• _Deine Aufgabe_
Womit wurde das Eisen laut dem gegebenen Text im Winter vom Teisenberg nach Bergen gebracht?

• _Gegebener Text_

+--

Mit dem Grubenhunt wird das Eisenerz aus dem Stollen herausgefahren.
Die ehemaligen Werkshallen des Achthaler Eisenbergwerkes.
In der letzten Folge der Chiemgau- Blätter besuchten wir das Bergbau-Museum Maxhütte in Bergen. Wir erhielten dort einen Einblick in die Verhüttung des Eisenerzes und in die Verarbeitung des Roheisens zu Gusseisen, aus dem wieder Industrieprodukte und kunstvolle Geräte des Alltags hergestellt wurden. In der ehemaligen Gießerei der Maxhütte ist ein Museum eingerichtet, das uns den Alltag der Eisenerzverarbeitung in früherer Zeit anschaulich miterleben lässt. Das in der Maxhütte verhüttete Eisen wurde in Stollen am Teisenberg im Untertagebergbau gewonnen und im mühsamen Transport auf Pferdefuhrwerken und im Winter auf Pferdeschlitten nach Bergen gebracht.

+--

• _Vorliegende Einträge_
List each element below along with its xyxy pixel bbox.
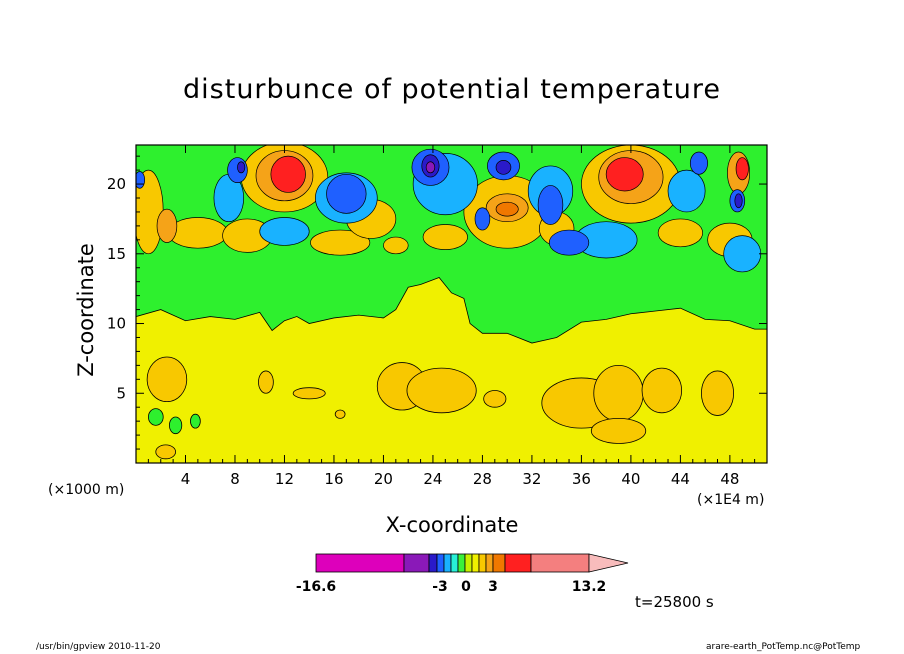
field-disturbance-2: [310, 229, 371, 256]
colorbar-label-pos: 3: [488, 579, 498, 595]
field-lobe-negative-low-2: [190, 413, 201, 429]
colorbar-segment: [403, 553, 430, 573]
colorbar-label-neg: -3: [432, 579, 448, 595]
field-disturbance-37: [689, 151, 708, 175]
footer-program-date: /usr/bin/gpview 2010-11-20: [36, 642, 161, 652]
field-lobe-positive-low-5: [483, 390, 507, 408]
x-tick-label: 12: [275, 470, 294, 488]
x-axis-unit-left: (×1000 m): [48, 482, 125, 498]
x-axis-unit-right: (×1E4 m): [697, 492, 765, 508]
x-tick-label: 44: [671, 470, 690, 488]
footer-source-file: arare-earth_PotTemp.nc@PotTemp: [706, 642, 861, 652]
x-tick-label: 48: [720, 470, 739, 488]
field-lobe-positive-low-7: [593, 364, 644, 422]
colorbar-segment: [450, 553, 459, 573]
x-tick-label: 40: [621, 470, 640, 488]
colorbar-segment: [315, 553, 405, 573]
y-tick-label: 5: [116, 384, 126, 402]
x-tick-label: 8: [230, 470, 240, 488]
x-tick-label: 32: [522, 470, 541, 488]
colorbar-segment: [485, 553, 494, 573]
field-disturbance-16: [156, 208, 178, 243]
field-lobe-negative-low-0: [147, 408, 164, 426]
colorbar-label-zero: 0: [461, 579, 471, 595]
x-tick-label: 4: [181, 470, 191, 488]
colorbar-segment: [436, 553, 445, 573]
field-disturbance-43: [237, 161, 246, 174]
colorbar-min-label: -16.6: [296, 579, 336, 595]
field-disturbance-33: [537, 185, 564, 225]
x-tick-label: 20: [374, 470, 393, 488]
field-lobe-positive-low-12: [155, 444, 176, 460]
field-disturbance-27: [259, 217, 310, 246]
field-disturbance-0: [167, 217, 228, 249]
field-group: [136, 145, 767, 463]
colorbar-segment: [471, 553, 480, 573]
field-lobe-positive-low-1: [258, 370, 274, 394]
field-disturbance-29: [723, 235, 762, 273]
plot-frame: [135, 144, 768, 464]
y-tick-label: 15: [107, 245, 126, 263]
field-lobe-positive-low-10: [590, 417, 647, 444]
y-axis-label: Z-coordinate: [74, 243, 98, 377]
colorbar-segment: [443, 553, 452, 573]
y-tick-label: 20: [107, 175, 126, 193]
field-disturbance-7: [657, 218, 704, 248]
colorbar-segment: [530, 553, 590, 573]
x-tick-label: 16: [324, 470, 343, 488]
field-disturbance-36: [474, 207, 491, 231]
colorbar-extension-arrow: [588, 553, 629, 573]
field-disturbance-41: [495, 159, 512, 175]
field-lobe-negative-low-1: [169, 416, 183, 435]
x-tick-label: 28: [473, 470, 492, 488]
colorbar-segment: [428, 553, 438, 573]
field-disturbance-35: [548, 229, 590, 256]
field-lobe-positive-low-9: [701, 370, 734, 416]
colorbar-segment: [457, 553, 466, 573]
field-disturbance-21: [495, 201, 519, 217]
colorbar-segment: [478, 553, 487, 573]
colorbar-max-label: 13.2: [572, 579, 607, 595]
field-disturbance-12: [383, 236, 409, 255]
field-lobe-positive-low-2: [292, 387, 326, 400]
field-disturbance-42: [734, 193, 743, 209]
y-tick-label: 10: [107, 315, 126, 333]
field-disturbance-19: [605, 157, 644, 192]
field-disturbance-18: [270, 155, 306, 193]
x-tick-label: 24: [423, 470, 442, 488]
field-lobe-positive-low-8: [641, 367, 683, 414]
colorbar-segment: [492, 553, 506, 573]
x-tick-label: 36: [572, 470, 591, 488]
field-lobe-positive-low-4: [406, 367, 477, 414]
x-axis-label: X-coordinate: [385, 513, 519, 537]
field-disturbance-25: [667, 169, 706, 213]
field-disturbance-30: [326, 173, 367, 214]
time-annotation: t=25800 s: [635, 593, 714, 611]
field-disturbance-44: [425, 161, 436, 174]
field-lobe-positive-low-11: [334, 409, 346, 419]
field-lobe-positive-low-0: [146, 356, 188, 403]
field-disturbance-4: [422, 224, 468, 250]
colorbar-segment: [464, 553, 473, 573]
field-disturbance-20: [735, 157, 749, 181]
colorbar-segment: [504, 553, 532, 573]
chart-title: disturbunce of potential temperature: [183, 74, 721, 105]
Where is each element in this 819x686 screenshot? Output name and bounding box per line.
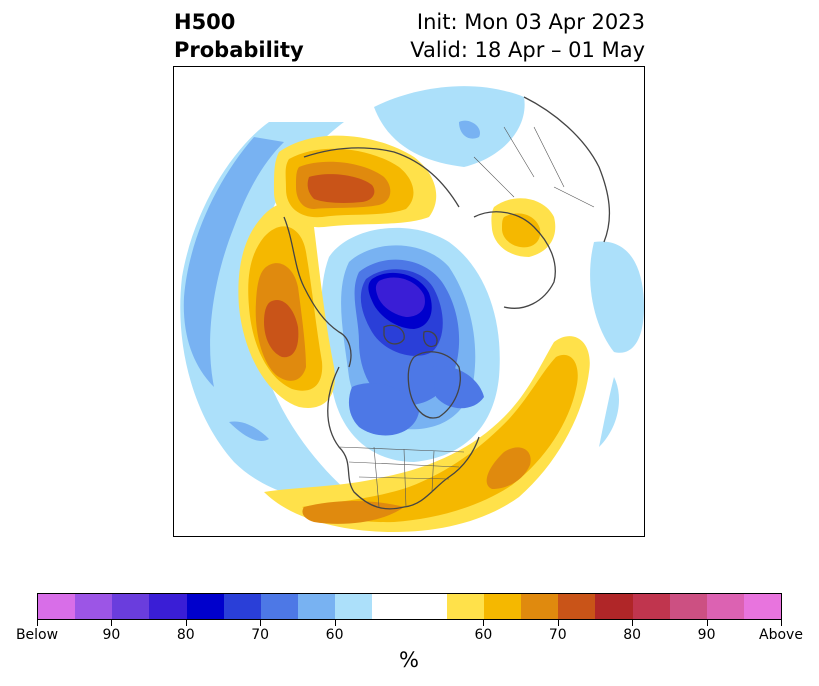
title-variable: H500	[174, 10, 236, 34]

+--

• _Antwort_
Mit Pferdeschlitten.